Provided records ▸
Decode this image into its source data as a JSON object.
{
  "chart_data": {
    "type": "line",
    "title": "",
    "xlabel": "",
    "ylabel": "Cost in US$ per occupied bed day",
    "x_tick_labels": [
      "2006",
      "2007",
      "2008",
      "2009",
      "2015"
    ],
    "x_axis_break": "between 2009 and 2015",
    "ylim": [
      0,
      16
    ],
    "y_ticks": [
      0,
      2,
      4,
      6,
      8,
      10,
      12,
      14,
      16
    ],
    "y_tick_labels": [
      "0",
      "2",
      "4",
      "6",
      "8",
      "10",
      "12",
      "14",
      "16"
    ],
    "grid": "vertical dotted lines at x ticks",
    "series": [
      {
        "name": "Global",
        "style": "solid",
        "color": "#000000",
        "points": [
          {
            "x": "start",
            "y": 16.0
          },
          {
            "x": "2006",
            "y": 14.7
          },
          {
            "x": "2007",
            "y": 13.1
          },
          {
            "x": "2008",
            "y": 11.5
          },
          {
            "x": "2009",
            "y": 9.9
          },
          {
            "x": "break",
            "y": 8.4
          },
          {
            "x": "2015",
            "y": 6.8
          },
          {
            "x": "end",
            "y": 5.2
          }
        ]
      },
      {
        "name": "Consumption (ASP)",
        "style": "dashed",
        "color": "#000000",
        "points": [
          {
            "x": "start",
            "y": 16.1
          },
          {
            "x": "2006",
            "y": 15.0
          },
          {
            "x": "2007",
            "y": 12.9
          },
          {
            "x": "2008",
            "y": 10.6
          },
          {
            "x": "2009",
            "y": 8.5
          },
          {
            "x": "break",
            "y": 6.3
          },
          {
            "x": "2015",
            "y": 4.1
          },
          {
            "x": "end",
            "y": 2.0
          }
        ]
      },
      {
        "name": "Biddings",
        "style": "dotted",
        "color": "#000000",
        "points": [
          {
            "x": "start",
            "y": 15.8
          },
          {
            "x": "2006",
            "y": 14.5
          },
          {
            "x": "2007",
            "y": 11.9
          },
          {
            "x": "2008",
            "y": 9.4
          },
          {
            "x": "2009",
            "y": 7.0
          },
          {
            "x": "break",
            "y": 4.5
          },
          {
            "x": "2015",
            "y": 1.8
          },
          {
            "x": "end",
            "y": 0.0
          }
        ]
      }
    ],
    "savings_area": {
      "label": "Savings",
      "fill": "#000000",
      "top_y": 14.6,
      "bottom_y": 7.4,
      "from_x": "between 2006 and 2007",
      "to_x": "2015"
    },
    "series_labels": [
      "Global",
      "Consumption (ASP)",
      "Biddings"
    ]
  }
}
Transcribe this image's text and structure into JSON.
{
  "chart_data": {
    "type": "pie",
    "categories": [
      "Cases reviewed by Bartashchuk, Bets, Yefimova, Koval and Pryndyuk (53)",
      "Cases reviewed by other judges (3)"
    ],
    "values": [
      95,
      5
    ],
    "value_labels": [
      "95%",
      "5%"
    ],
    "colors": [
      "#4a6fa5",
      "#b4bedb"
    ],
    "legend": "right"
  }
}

Challenge ▸ Take each line of the material that contains the word "Consumption" and list it.

Correct output ▸
        "name": "Consumption (ASP)",
      "Consumption (ASP)",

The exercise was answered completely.